## Aim of the exercise
Copy every line of the entries that includes the word "финансов".

----- Recorded data -----

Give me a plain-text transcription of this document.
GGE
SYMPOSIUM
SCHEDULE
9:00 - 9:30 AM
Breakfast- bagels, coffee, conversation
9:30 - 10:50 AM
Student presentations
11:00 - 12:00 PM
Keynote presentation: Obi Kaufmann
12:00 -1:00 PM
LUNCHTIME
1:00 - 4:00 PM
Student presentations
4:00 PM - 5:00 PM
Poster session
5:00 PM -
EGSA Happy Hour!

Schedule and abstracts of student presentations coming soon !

-----
----- Recorded data -----

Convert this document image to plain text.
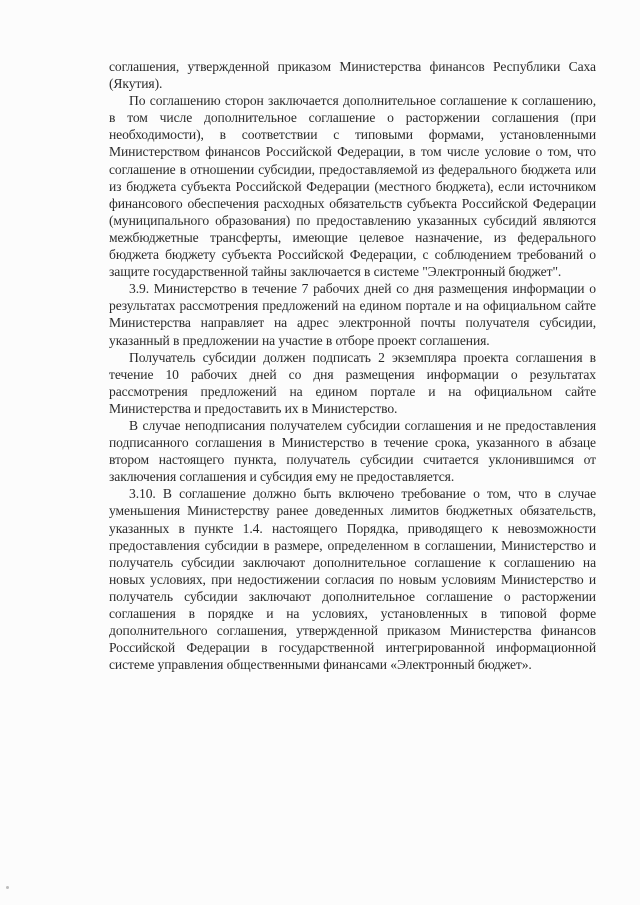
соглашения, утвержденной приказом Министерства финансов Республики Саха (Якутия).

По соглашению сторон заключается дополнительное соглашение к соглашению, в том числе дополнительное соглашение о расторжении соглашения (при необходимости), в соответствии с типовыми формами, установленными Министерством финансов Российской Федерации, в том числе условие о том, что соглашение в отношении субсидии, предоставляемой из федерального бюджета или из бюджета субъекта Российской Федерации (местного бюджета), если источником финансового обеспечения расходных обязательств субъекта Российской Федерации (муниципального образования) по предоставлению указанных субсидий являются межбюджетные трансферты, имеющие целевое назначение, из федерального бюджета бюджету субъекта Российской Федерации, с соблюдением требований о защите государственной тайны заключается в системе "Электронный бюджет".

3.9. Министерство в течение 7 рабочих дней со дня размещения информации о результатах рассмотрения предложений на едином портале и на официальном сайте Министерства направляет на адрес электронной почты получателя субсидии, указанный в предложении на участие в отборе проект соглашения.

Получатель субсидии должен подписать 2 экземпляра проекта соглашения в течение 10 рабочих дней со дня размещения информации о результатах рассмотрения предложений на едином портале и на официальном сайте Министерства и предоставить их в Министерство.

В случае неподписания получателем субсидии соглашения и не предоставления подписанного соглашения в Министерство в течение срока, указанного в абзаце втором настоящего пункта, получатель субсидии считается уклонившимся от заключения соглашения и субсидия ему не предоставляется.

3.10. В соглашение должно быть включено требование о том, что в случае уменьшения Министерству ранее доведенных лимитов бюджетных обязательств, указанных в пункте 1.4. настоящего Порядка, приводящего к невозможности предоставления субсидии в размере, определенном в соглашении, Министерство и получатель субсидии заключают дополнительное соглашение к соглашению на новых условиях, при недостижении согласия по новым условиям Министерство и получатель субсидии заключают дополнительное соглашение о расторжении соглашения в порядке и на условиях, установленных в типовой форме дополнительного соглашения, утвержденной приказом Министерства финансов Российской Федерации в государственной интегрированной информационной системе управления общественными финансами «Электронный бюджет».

-----

## Complete answer
соглашения, утвержденной приказом Министерства финансов Республики Саха (Якутия).
По соглашению сторон заключается дополнительное соглашение к соглашению, в том числе дополнительное соглашение о расторжении соглашения (при необходимости), в соответствии с типовыми формами, установленными Министерством финансов Российской Федерации, в том числе условие о том, что соглашение в отношении субсидии, предоставляемой из федерального бюджета или из бюджета субъекта Российской Федерации (местного бюджета), если источником финансового обеспечения расходных обязательств субъекта Российской Федерации (муниципального образования) по предоставлению указанных субсидий являются межбюджетные трансферты, имеющие целевое назначение, из федерального бюджета бюджету субъекта Российской Федерации, с соблюдением требований о защите государственной тайны заключается в системе "Электронный бюджет".
3.10. В соглашение должно быть включено требование о том, что в случае уменьшения Министерству ранее доведенных лимитов бюджетных обязательств, указанных в пункте 1.4. настоящего Порядка, приводящего к невозможности предоставления субсидии в размере, определенном в соглашении, Министерство и получатель субсидии заключают дополнительное соглашение к соглашению на новых условиях, при недостижении согласия по новым условиям Министерство и получатель субсидии заключают дополнительное соглашение о расторжении соглашения в порядке и на условиях, установленных в типовой форме дополнительного соглашения, утвержденной приказом Министерства финансов Российской Федерации в государственной интегрированной информационной системе управления общественными финансами «Электронный бюджет».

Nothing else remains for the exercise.